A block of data
=======

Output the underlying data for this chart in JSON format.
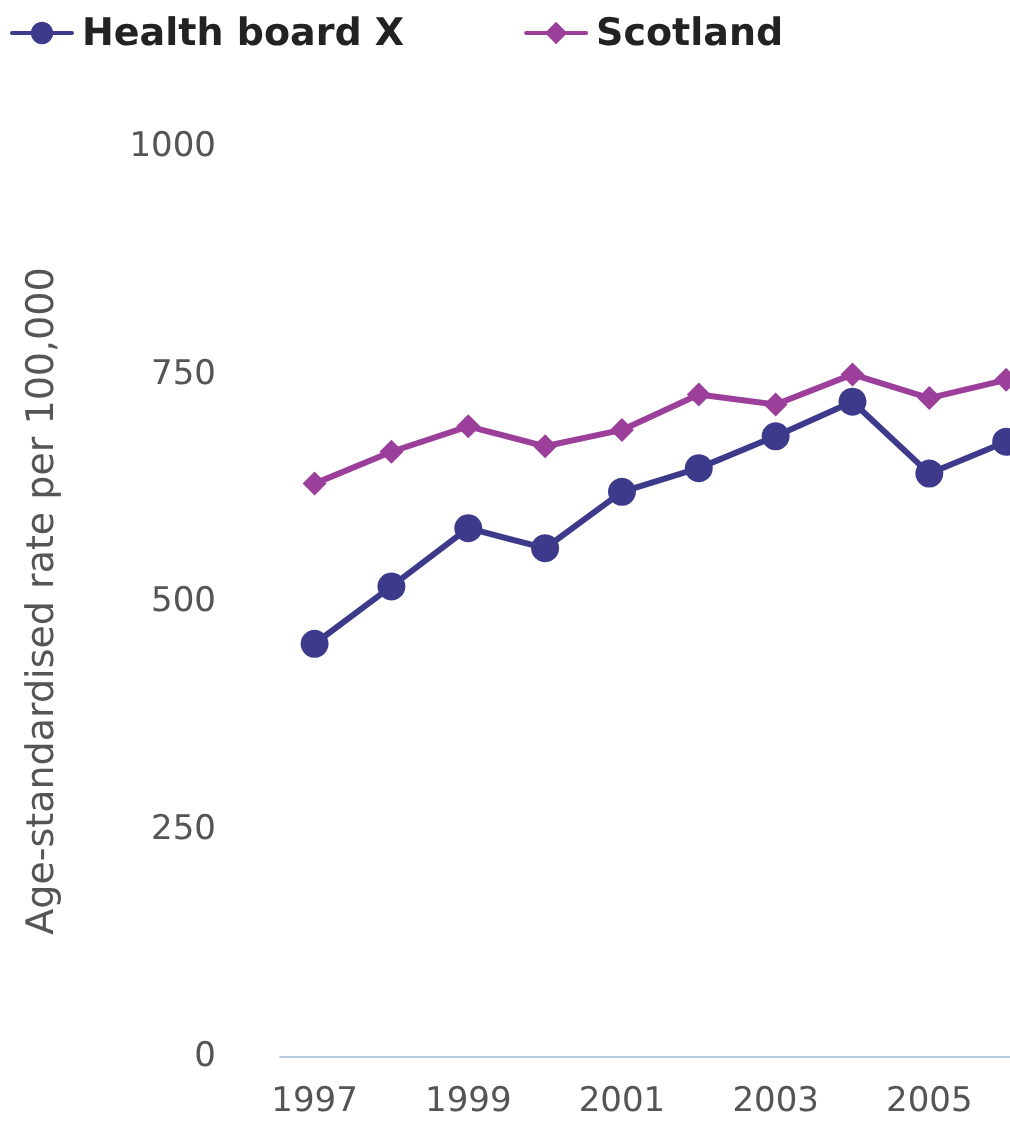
{
  "chart_data": {
    "type": "line",
    "ylabel": "Age-standardised rate per 100,000",
    "x": [
      1997,
      1998,
      1999,
      2000,
      2001,
      2002,
      2003,
      2004,
      2005,
      2006
    ],
    "series": [
      {
        "name": "Health board X",
        "color": "#3d3a8c",
        "marker": "circle",
        "values": [
          453,
          516,
          580,
          558,
          620,
          646,
          681,
          719,
          640,
          675
        ]
      },
      {
        "name": "Scotland",
        "color": "#9b3f9b",
        "marker": "diamond",
        "values": [
          629,
          664,
          692,
          670,
          688,
          727,
          716,
          749,
          723,
          743
        ]
      }
    ],
    "xlim": [
      1996.55,
      2006.05
    ],
    "xticks": [
      1997,
      1999,
      2001,
      2003,
      2005
    ],
    "ylim": [
      0,
      1000
    ],
    "yticks": [
      0,
      250,
      500,
      750,
      1000
    ],
    "grid": false,
    "legend": "top left",
    "line_style": "solid"
  }
}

=======

**TO BE DONE**
Write the records above out again exactly, with no pictures in your copy.

**SOLVED PROBLEM**
Output the underlying data for this chart in JSON format.
{
  "chart_data": {
    "type": "line",
    "ylabel": "Age-standardised rate per 100,000",
    "x": [
      1997,
      1998,
      1999,
      2000,
      2001,
      2002,
      2003,
      2004,
      2005,
      2006
    ],
    "series": [
      {
        "name": "Health board X",
        "color": "#3d3a8c",
        "marker": "circle",
        "values": [
          453,
          516,
          580,
          558,
          620,
          646,
          681,
          719,
          640,
          675
        ]
      },
      {
        "name": "Scotland",
        "color": "#9b3f9b",
        "marker": "diamond",
        "values": [
          629,
          664,
          692,
          670,
          688,
          727,
          716,
          749,
          723,
          743
        ]
      }
    ],
    "xlim": [
      1996.55,
      2006.05
    ],
    "xticks": [
      1997,
      1999,
      2001,
      2003,
      2005
    ],
    "ylim": [
      0,
      1000
    ],
    "yticks": [
      0,
      250,
      500,
      750,
      1000
    ],
    "grid": false,
    "legend": "top left",
    "line_style": "solid"
  }
}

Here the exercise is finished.